• [To be done]
Write every line of the material out exactly as shown.

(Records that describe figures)
+++++

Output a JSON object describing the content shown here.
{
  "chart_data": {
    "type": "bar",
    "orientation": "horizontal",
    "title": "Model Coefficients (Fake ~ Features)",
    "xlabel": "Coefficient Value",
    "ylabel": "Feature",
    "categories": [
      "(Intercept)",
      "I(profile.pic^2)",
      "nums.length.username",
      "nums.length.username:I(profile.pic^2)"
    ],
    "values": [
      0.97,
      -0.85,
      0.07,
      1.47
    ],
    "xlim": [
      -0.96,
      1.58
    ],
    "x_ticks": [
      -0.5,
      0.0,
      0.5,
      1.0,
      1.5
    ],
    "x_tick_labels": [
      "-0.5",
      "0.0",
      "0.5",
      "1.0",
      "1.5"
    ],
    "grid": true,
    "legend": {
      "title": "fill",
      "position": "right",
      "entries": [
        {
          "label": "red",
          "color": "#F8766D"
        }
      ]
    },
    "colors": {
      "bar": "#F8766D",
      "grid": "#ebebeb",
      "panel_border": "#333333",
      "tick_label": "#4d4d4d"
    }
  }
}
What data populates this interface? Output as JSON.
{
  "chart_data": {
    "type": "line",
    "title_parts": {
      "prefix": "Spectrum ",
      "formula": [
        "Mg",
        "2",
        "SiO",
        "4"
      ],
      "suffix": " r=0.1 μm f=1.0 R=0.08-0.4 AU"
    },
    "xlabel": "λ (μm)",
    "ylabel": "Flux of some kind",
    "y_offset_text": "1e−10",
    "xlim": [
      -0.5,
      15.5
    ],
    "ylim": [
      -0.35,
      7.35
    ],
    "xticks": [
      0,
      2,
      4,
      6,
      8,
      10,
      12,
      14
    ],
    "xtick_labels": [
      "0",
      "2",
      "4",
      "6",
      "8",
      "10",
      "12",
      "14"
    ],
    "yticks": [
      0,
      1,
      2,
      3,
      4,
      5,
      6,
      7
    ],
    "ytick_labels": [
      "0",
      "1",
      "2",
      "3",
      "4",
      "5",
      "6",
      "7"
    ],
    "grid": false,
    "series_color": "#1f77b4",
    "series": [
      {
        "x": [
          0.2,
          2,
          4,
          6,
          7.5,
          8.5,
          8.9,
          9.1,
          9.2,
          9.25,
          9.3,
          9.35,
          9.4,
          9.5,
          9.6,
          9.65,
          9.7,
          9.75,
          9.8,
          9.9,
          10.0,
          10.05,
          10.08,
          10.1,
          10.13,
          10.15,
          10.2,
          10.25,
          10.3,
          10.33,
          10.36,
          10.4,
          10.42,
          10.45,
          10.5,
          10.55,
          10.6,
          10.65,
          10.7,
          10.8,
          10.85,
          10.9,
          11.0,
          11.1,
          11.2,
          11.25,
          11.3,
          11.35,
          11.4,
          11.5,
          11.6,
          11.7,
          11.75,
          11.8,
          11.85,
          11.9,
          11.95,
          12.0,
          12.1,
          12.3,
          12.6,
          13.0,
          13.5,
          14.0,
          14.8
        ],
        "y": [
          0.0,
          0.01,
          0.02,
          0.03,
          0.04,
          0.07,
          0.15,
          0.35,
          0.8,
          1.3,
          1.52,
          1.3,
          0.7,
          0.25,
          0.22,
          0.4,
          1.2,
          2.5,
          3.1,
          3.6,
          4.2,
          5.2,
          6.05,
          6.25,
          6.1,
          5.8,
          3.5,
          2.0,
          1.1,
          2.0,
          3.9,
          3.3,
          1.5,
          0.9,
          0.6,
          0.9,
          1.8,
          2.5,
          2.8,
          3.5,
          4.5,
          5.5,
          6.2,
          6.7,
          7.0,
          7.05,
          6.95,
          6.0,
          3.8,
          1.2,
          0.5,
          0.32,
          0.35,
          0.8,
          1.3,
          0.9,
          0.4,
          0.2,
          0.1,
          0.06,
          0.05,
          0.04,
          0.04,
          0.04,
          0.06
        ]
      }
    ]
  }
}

+++++

• [Task result]
Output a JSON object describing the content shown here.
{
  "chart_data": {
    "type": "bar",
    "orientation": "horizontal",
    "title": "Model Coefficients (Fake ~ Features)",
    "xlabel": "Coefficient Value",
    "ylabel": "Feature",
    "categories": [
      "(Intercept)",
      "I(profile.pic^2)",
      "nums.length.username",
      "nums.length.username:I(profile.pic^2)"
    ],
    "values": [
      0.97,
      -0.85,
      0.07,
      1.47
    ],
    "xlim": [
      -0.96,
      1.58
    ],
    "x_ticks": [
      -0.5,
      0.0,
      0.5,
      1.0,
      1.5
    ],
    "x_tick_labels": [
      "-0.5",
      "0.0",
      "0.5",
      "1.0",
      "1.5"
    ],
    "grid": true,
    "legend": {
      "title": "fill",
      "position": "right",
      "entries": [
        {
          "label": "red",
          "color": "#F8766D"
        }
      ]
    },
    "colors": {
      "bar": "#F8766D",
      "grid": "#ebebeb",
      "panel_border": "#333333",
      "tick_label": "#4d4d4d"
    }
  }
}
What data populates this interface? Output as JSON.
{
  "chart_data": {
    "type": "line",
    "title_parts": {
      "prefix": "Spectrum ",
      "formula": [
        "Mg",
        "2",
        "SiO",
        "4"
      ],
      "suffix": " r=0.1 μm f=1.0 R=0.08-0.4 AU"
    },
    "xlabel": "λ (μm)",
    "ylabel": "Flux of some kind",
    "y_offset_text": "1e−10",
    "xlim": [
      -0.5,
      15.5
    ],
    "ylim": [
      -0.35,
      7.35
    ],
    "xticks": [
      0,
      2,
      4,
      6,
      8,
      10,
      12,
      14
    ],
    "xtick_labels": [
      "0",
      "2",
      "4",
      "6",
      "8",
      "10",
      "12",
      "14"
    ],
    "yticks": [
      0,
      1,
      2,
      3,
      4,
      5,
      6,
      7
    ],
    "ytick_labels": [
      "0",
      "1",
      "2",
      "3",
      "4",
      "5",
      "6",
      "7"
    ],
    "grid": false,
    "series_color": "#1f77b4",
    "series": [
      {
        "x": [
          0.2,
          2,
          4,
          6,
          7.5,
          8.5,
          8.9,
          9.1,
          9.2,
          9.25,
          9.3,
          9.35,
          9.4,
          9.5,
          9.6,
          9.65,
          9.7,
          9.75,
          9.8,
          9.9,
          10.0,
          10.05,
          10.08,
          10.1,
          10.13,
          10.15,
          10.2,
          10.25,
          10.3,
          10.33,
          10.36,
          10.4,
          10.42,
          10.45,
          10.5,
          10.55,
          10.6,
          10.65,
          10.7,
          10.8,
          10.85,
          10.9,
          11.0,
          11.1,
          11.2,
          11.25,
          11.3,
          11.35,
          11.4,
          11.5,
          11.6,
          11.7,
          11.75,
          11.8,
          11.85,
          11.9,
          11.95,
          12.0,
          12.1,
          12.3,
          12.6,
          13.0,
          13.5,
          14.0,
          14.8
        ],
        "y": [
          0.0,
          0.01,
          0.02,
          0.03,
          0.04,
          0.07,
          0.15,
          0.35,
          0.8,
          1.3,
          1.52,
          1.3,
          0.7,
          0.25,
          0.22,
          0.4,
          1.2,
          2.5,
          3.1,
          3.6,
          4.2,
          5.2,
          6.05,
          6.25,
          6.1,
          5.8,
          3.5,
          2.0,
          1.1,
          2.0,
          3.9,
          3.3,
          1.5,
          0.9,
          0.6,
          0.9,
          1.8,
          2.5,
          2.8,
          3.5,
          4.5,
          5.5,
          6.2,
          6.7,
          7.0,
          7.05,
          6.95,
          6.0,
          3.8,
          1.2,
          0.5,
          0.32,
          0.35,
          0.8,
          1.3,
          0.9,
          0.4,
          0.2,
          0.1,
          0.06,
          0.05,
          0.04,
          0.04,
          0.04,
          0.06
        ]
      }
    ]
  }
}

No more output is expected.